→ Work required
Please render the lines from the one containing "- footer-date: 17-Oct-2021" through the one containing "- series-line: [138, 254, 307, 378]", both included, as a JSON list of strings with one string per line and blank lines omitted.
Begin
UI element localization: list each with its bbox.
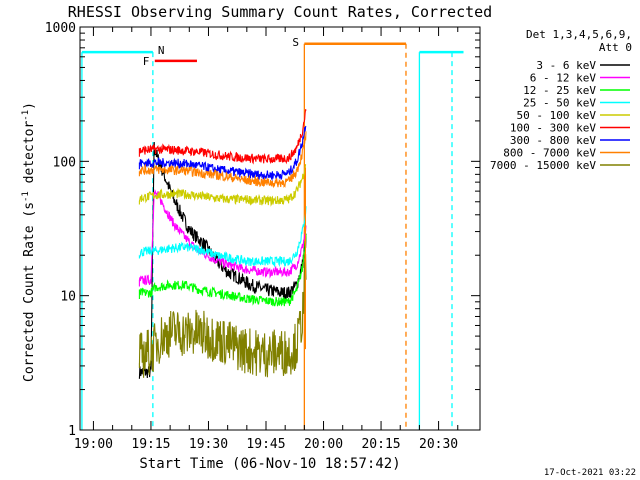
- footer-date: 17-Oct-2021 03:22: [544, 468, 636, 478]
- plot-frame: [79, 26, 481, 431]
- series-line: [138, 189, 307, 287]
- plot-area: N S F 1 10 100 1000 19:00 19:15 19:30 19:45 20:00 20…: [45, 21, 481, 452]
- flag-f-label: F: [143, 55, 150, 68]
- legend-label: 3 - 6 keV: [536, 59, 596, 72]
- legend-header: Att 0: [599, 41, 632, 54]
- x-tick-label: 20:30: [419, 437, 458, 452]
- y-axis-label-part: -1: [21, 191, 31, 202]
- x-tick-label: 20:15: [361, 437, 400, 452]
- y-axis-label-part: detector: [22, 121, 37, 192]
- y-axis-label-part: ): [22, 102, 37, 110]
- legend-header: Det 1,3,4,5,6,9,: [526, 28, 632, 41]
- series-line: [138, 125, 307, 182]
- y-axis-label-part: Corrected Count Rate (s: [22, 202, 37, 382]
- legend-label: 25 - 50 keV: [523, 97, 596, 110]
- flag-s-label: S: [292, 36, 299, 49]
- y-tick-label: 100: [53, 155, 76, 170]
- series-line: [138, 164, 307, 207]
- y-axis-label: Corrected Count Rate (s-1 detector-1): [21, 102, 37, 382]
- legend-label: 50 - 100 keV: [517, 109, 597, 122]
- series-line: [138, 141, 307, 379]
- legend-label: 100 - 300 keV: [510, 122, 596, 135]
- x-axis-label: Start Time (06-Nov-10 18:57:42): [139, 456, 400, 472]
- flag-n-label: N: [158, 44, 165, 57]
- legend-label: 800 - 7000 keV: [503, 147, 596, 160]
- series-line: [138, 234, 307, 307]
- x-tick-label: 19:45: [246, 437, 285, 452]
- y-tick-label: 1: [68, 424, 76, 439]
- y-tick-label: 1000: [45, 21, 76, 36]
- series-line: [138, 206, 307, 268]
- x-tick-label: 20:00: [304, 437, 343, 452]
- chart-title: RHESSI Observing Summary Count Rates, Co…: [68, 3, 492, 21]
- y-axis-label-part: -1: [21, 110, 31, 121]
- legend-label: 7000 - 15000 keV: [490, 159, 596, 172]
- x-tick-label: 19:15: [131, 437, 170, 452]
- x-tick-label: 19:30: [189, 437, 228, 452]
- x-tick-label: 19:00: [74, 437, 113, 452]
- legend-label: 12 - 25 keV: [523, 84, 596, 97]
- legend-label: 300 - 800 keV: [510, 134, 596, 147]
- legend-label: 6 - 12 keV: [530, 72, 597, 85]
- y-tick-label: 10: [60, 290, 76, 305]
- series-line: [138, 131, 307, 189]
- series-line: [138, 109, 307, 165]
- series-line: [138, 254, 307, 378]
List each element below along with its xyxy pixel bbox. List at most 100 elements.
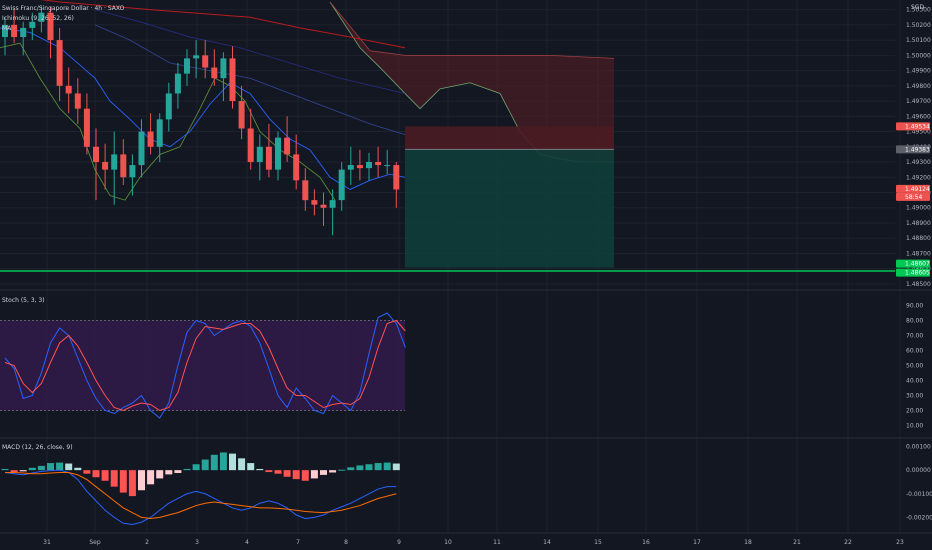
macd-histogram-bar	[338, 469, 346, 471]
candle-body	[320, 204, 327, 208]
candle-body	[356, 165, 363, 169]
price-badge-label: 1.48607	[905, 261, 930, 268]
stochastic-pane[interactable]	[0, 312, 406, 419]
ma-line-red	[40, 0, 406, 49]
stoch-tick-label: 80.00	[906, 318, 923, 325]
price-tick-label: 1.50100	[906, 37, 931, 44]
price-badge	[896, 259, 930, 268]
candle-body	[129, 165, 136, 178]
macd-pane[interactable]	[1, 452, 400, 525]
macd-histogram-bar	[201, 459, 209, 471]
macd-histogram-bar	[192, 464, 200, 471]
price-tick-label: 1.49500	[906, 129, 931, 136]
macd-histogram-bar	[10, 470, 18, 473]
symbol-title: Swiss Franc/Singapore Dollar · 4h · SAXO	[2, 5, 125, 12]
take-profit-zone	[405, 149, 614, 268]
stoch-tick-label: 40.00	[906, 378, 923, 385]
macd-histogram-bar	[110, 470, 118, 487]
candle-body	[174, 73, 181, 94]
time-axis[interactable]: 31 Sep 2 3 4 7 8 9 10 11 14 15 16 17 18 21 22 23	[43, 539, 904, 546]
time-tick-label: 31	[43, 539, 51, 546]
time-tick-label: 7	[296, 539, 300, 546]
macd-histogram-bar	[65, 463, 73, 471]
macd-histogram-bar	[147, 470, 155, 485]
candle-body	[111, 154, 118, 170]
candle-body	[47, 12, 54, 41]
senkou-span-b	[329, 1, 615, 59]
time-tick-label: 23	[896, 539, 904, 546]
macd-lines	[4, 469, 397, 525]
time-tick-label: 16	[642, 539, 650, 546]
macd-histogram-bar	[37, 465, 45, 471]
stoch-tick-label: 70.00	[906, 333, 923, 340]
macd-histogram-bar	[301, 470, 309, 481]
macd-histogram-bar	[356, 465, 364, 471]
price-tick-label: 1.49600	[906, 113, 931, 120]
candle-body	[247, 128, 254, 163]
price-tick-label: 1.49000	[906, 205, 931, 212]
time-tick-label: 18	[744, 539, 752, 546]
time-tick-label: 2	[145, 539, 149, 546]
macd-histogram-bar	[310, 470, 318, 479]
price-badge	[896, 192, 930, 201]
macd-histogram-bar	[374, 463, 382, 471]
stoch-tick-label: 90.00	[906, 303, 923, 310]
price-tick-label: 1.48900	[906, 220, 931, 227]
currency-label: SGD	[911, 4, 924, 11]
candle-body	[275, 137, 281, 170]
candle-body	[56, 40, 63, 86]
price-tick-label: 1.50200	[906, 22, 931, 29]
stoch-tick-label: 50.00	[906, 363, 923, 370]
price-tick-label: 1.48700	[906, 250, 931, 257]
macd-histogram-bar	[365, 464, 373, 471]
price-axis[interactable]: 1.50300 1.50200 1.50100 1.50000 1.49900 1.498…	[906, 7, 931, 288]
candle-body	[375, 162, 382, 166]
macd-histogram-bar	[283, 470, 291, 477]
candle-body	[302, 180, 309, 201]
candle-body	[120, 154, 127, 178]
time-tick-label: 11	[493, 539, 501, 546]
macd-histogram-bar	[56, 462, 64, 471]
price-badge-label: 1.49383	[905, 146, 930, 153]
stoch-axis[interactable]: 90.00 80.00 70.00 60.00 50.00 40.00 30.00 20.00…	[906, 303, 923, 430]
price-badge	[896, 145, 930, 154]
macd-histogram	[1, 452, 400, 497]
macd-histogram-bar	[156, 470, 164, 479]
stoch-label: Stoch (5, 3, 3)	[2, 297, 45, 304]
price-pane[interactable]	[0, 0, 895, 272]
macd-label: MACD (12, 26, close, 9)	[2, 444, 73, 451]
macd-tick-label: -0.00100	[906, 491, 932, 498]
candle-body	[347, 165, 354, 170]
macd-tick-label: -0.00200	[906, 514, 932, 521]
macd-histogram-bar	[238, 458, 246, 471]
stoch-tick-label: 30.00	[906, 393, 923, 400]
tenkan-line	[0, 27, 406, 190]
macd-histogram-bar	[165, 470, 173, 475]
price-tick-label: 1.49900	[906, 68, 931, 75]
candle-body	[220, 58, 227, 79]
macd-histogram-bar	[138, 470, 145, 491]
time-tick-label: 4	[245, 539, 249, 546]
candle-body	[293, 154, 300, 181]
candle-body	[284, 137, 291, 155]
stoch-series-line	[4, 312, 406, 419]
candle-body	[265, 146, 272, 170]
macd-histogram-bar	[128, 470, 136, 497]
candle-body	[93, 146, 99, 163]
macd-histogram-bar	[247, 463, 255, 471]
macd-histogram-bar	[392, 463, 400, 471]
macd-histogram-bar	[347, 467, 355, 471]
kijun-line	[94, 24, 406, 135]
macd-histogram-bar	[83, 470, 91, 474]
macd-histogram-bar	[256, 468, 264, 471]
candle-body	[238, 101, 245, 129]
stoch-tick-label: 20.00	[906, 408, 923, 415]
stochastic-lines	[4, 312, 406, 419]
candle-body	[311, 200, 318, 205]
macd-axis[interactable]: 0.00100 0.00000 -0.00100 -0.00200	[906, 444, 932, 522]
candle-body	[338, 169, 345, 201]
position-tool[interactable]	[405, 126, 614, 268]
candle-body	[83, 108, 90, 147]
End
→ Written answer
[
  "- footer-date: 17-Oct-2021 03:22: [544, 468, 636, 478]",
  "- plot-frame: [79, 26, 481, 431]",
  "- series-line: [138, 189, 307, 287]",
  "- plot-area: N S F 1 10 100 1000 19:00 19:15 19:30 19:45 20:00 20…: [45, 21, 481, 452]",
  "- flag-f-label: F: [143, 55, 150, 68]",
  "- legend-label: 3 - 6 keV: [536, 59, 596, 72]",
  "- legend-header: Att 0: [599, 41, 632, 54]",
  "- x-tick-label: 20:30: [419, 437, 458, 452]",
  "- y-axis-label-part: -1: [21, 191, 31, 202]",
  "- x-tick-label: 20:15: [361, 437, 400, 452]",
  "- y-axis-label-part: detector: [22, 121, 37, 192]",
  "- y-axis-label-part: ): [22, 102, 37, 110]",
  "- legend-header: Det 1,3,4,5,6,9,: [526, 28, 632, 41]",
  "- series-line: [138, 125, 307, 182]",
  "- y-axis-label-part: Corrected Count Rate (s: [22, 202, 37, 382]",
  "- legend-label: 25 - 50 keV: [523, 97, 596, 110]",
  "- flag-s-label: S: [292, 36, 299, 49]",
  "- y-tick-label: 100: [53, 155, 76, 170]",
  "- series-line: [138, 164, 307, 207]",
  "- y-axis-label: Corrected Count Rate (s-1 detector-1): [21, 102, 37, 382]",
  "- legend-label: 50 - 100 keV: [517, 109, 597, 122]",
  "- series-line: [138, 141, 307, 379]",
  "- legend-label: 100 - 300 keV: [510, 122, 596, 135]",
  "- x-axis-label: Start Time (06-Nov-10 18:57:42): [139, 456, 400, 472]",
  "- flag-n-label: N: [158, 44, 165, 57]",
  "- legend-label: 800 - 7000 keV: [503, 147, 596, 160]",
  "- series-line: [138, 234, 307, 307]",
  "- x-tick-label: 19:45: [246, 437, 285, 452]",
  "- y-tick-label: 1: [68, 424, 76, 439]",
  "- y-tick-label: 1000: [45, 21, 76, 36]",
  "- series-line: [138, 206, 307, 268]",
  "- x-tick-label: 20:00: [304, 437, 343, 452]",
  "- chart-title: RHESSI Observing Summary Count Rates, Co…: [68, 3, 492, 21]",
  "- y-axis-label-part: -1: [21, 110, 31, 121]",
  "- legend-label: 7000 - 15000 keV: [490, 159, 596, 172]",
  "- x-tick-label: 19:15: [131, 437, 170, 452]",
  "- x-tick-label: 19:30: [189, 437, 228, 452]",
  "- x-tick-label: 19:00: [74, 437, 113, 452]",
  "- legend-label: 12 - 25 keV: [523, 84, 596, 97]",
  "- legend-label: 300 - 800 keV: [510, 134, 596, 147]",
  "- legend-label: 6 - 12 keV: [530, 72, 597, 85]",
  "- y-tick-label: 10: [60, 290, 76, 305]",
  "- series-line: [138, 131, 307, 189]",
  "- series-line: [138, 109, 307, 165]",
  "- series-line: [138, 254, 307, 378]"
]